**What to do:**
Copy each line with the word "people" in it.

Start of Available records

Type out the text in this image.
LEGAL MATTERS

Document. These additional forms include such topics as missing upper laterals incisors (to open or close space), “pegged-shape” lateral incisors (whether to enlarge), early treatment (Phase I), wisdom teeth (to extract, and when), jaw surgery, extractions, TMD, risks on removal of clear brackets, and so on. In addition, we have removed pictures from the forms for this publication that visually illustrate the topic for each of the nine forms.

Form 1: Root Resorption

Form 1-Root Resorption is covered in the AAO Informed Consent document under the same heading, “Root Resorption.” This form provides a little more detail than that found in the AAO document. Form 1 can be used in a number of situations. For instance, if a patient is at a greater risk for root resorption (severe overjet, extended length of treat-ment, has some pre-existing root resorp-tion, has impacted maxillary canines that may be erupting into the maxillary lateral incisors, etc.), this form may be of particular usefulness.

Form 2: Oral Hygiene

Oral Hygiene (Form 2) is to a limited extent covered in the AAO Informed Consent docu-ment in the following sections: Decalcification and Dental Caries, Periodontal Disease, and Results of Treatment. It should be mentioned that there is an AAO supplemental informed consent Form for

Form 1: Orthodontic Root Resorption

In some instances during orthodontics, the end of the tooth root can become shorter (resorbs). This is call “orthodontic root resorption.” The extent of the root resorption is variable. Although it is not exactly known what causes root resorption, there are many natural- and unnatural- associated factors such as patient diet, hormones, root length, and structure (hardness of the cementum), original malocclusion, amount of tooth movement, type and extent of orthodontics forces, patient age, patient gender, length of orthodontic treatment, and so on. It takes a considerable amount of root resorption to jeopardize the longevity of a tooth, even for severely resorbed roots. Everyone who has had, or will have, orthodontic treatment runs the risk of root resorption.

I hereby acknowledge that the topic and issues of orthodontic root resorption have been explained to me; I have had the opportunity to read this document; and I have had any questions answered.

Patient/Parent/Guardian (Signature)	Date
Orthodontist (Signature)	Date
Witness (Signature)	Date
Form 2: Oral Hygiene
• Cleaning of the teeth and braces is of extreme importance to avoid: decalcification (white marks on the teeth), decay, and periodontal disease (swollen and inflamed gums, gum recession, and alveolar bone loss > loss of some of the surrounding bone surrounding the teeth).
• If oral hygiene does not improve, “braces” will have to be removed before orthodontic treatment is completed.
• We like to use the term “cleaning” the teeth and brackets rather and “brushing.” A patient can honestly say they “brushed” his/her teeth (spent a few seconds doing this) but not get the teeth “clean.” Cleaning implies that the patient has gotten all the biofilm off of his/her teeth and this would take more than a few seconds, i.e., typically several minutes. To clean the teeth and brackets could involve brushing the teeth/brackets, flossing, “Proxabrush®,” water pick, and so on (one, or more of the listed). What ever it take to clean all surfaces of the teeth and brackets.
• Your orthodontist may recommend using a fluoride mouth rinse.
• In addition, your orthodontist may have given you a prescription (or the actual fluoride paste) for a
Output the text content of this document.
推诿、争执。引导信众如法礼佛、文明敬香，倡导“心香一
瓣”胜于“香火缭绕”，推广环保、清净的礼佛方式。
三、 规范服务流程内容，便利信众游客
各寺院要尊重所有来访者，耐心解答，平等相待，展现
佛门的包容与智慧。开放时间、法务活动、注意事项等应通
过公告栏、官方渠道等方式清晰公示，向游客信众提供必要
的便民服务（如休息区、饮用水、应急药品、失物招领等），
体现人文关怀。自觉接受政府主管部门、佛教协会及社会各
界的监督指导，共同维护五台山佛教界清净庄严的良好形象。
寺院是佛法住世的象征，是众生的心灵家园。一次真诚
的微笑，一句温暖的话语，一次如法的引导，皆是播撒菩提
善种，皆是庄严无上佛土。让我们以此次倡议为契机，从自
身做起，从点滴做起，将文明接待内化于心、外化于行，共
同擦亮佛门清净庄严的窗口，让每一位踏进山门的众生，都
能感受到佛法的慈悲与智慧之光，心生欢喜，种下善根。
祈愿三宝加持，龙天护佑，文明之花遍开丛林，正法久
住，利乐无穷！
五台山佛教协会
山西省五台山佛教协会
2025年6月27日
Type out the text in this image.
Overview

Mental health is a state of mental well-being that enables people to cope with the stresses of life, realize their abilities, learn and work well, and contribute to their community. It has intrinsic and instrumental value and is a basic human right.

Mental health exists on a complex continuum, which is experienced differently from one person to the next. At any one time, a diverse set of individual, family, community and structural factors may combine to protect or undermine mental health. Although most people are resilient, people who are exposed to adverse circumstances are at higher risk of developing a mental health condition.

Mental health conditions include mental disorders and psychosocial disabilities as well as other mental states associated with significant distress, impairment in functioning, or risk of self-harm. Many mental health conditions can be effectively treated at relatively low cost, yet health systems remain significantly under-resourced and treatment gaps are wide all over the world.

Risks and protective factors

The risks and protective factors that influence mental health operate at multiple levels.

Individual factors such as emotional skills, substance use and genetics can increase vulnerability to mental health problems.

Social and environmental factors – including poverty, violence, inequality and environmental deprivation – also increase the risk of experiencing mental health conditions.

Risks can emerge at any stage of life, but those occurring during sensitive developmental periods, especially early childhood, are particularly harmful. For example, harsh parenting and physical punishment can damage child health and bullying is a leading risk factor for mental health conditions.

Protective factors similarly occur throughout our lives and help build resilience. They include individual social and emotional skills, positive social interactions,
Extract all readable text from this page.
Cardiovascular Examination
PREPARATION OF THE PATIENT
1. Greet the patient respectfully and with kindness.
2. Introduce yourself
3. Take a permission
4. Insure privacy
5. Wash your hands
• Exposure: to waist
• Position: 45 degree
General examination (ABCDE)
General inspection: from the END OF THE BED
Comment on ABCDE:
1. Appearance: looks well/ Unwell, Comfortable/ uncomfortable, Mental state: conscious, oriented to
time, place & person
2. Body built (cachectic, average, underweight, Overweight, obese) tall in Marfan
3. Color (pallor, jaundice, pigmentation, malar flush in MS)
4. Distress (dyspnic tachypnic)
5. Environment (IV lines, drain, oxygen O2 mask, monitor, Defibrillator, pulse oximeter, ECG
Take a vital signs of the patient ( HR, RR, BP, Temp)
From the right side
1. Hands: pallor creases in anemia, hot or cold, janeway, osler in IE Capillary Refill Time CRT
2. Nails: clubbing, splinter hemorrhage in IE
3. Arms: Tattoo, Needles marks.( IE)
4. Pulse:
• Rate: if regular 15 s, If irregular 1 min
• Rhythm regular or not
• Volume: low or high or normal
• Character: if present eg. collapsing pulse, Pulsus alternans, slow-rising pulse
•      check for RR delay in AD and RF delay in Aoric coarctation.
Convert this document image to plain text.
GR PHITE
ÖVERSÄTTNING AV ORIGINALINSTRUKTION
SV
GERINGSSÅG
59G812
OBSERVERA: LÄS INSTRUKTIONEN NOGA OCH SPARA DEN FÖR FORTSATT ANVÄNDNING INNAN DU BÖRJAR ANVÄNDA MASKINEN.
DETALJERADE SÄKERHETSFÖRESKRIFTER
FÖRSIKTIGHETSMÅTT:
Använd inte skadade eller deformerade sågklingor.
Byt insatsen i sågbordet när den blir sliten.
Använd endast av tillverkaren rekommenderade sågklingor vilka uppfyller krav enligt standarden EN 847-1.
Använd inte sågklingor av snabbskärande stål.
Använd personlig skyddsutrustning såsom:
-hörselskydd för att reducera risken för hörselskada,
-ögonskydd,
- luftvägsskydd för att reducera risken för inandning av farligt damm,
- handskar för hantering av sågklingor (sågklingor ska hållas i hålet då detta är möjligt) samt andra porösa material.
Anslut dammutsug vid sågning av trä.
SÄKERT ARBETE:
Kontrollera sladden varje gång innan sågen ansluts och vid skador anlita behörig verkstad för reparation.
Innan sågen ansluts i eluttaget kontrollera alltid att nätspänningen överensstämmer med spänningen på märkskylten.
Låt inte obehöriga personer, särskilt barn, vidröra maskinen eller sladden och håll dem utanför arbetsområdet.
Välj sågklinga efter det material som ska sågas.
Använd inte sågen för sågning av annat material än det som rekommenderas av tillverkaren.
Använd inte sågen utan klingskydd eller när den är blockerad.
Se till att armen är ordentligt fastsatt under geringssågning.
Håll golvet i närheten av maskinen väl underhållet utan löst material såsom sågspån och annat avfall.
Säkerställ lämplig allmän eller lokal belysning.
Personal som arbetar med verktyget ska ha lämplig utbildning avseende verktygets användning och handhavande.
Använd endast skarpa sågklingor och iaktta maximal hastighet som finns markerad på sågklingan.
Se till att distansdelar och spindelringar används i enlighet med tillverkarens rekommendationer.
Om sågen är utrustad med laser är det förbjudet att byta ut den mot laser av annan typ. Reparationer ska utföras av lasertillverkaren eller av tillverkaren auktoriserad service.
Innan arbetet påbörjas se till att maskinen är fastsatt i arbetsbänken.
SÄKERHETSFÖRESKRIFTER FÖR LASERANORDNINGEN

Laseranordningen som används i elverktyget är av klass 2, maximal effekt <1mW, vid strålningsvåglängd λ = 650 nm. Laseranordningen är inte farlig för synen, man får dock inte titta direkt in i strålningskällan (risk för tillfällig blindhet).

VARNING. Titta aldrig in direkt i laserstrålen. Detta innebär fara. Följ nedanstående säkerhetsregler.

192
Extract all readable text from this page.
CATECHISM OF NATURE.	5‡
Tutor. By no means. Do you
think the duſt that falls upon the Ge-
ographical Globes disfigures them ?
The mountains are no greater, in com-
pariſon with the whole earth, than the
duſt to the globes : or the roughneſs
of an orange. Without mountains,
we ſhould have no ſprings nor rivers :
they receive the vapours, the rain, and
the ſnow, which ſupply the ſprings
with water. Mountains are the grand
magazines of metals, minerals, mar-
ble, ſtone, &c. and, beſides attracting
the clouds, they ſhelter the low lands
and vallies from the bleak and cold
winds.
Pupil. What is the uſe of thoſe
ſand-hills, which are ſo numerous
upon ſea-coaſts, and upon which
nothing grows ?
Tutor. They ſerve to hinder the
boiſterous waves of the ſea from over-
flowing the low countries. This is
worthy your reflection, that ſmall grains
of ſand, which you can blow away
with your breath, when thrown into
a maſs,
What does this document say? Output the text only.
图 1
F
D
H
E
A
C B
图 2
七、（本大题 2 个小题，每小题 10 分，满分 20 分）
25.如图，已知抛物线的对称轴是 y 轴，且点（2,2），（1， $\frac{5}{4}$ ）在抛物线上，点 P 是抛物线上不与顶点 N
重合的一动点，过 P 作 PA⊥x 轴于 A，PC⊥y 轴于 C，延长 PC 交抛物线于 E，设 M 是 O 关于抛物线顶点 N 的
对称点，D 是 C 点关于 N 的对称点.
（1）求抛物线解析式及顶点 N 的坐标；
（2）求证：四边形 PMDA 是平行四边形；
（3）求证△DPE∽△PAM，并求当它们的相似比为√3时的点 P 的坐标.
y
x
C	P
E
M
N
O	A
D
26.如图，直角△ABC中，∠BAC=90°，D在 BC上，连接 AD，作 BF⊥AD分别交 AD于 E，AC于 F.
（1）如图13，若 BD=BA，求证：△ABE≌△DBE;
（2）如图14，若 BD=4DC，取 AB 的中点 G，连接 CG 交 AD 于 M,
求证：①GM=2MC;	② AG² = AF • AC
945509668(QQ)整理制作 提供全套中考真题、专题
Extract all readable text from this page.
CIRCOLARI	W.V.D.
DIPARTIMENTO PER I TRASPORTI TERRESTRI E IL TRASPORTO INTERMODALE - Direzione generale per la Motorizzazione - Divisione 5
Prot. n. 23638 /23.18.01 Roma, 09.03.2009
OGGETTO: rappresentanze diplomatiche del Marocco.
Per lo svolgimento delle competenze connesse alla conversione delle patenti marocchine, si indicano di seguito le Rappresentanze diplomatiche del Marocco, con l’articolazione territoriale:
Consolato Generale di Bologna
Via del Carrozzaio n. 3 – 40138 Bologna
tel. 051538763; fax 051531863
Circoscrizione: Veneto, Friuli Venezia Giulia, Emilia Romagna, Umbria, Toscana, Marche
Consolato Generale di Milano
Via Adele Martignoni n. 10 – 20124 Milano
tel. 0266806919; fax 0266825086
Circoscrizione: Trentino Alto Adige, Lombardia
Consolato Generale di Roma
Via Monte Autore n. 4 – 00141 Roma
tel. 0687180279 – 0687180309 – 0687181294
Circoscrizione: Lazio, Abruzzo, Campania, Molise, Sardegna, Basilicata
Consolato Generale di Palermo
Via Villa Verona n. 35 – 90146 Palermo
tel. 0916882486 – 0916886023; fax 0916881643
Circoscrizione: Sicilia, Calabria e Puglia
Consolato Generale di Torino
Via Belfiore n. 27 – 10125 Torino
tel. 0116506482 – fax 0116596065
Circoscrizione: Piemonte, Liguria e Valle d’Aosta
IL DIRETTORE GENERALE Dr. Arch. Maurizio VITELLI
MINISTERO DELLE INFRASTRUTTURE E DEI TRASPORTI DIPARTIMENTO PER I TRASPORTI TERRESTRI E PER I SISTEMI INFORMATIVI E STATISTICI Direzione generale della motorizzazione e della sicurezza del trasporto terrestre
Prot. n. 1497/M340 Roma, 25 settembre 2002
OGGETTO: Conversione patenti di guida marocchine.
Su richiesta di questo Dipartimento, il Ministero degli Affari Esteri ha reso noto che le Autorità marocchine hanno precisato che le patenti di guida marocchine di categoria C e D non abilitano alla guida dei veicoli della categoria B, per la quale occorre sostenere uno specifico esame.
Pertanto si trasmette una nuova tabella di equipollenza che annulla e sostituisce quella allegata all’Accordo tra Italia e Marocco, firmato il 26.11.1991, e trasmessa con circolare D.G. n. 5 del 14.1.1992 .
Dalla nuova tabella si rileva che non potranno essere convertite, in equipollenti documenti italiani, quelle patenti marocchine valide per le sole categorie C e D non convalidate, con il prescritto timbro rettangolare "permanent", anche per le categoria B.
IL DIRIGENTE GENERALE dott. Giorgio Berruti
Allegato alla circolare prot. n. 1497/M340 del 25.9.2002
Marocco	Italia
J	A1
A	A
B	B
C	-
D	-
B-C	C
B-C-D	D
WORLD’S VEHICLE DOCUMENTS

End of Available records

**Full output:**
Mental health is a state of mental well-being that enables people to cope with the stresses of life, realize their abilities, learn and work well, and contribute to their community. It has intrinsic and instrumental value and is a basic human right.
Mental health exists on a complex continuum, which is experienced differently from one person to the next. At any one time, a diverse set of individual, family, community and structural factors may combine to protect or undermine mental health. Although most people are resilient, people who are exposed to adverse circumstances are at higher risk of developing a mental health condition.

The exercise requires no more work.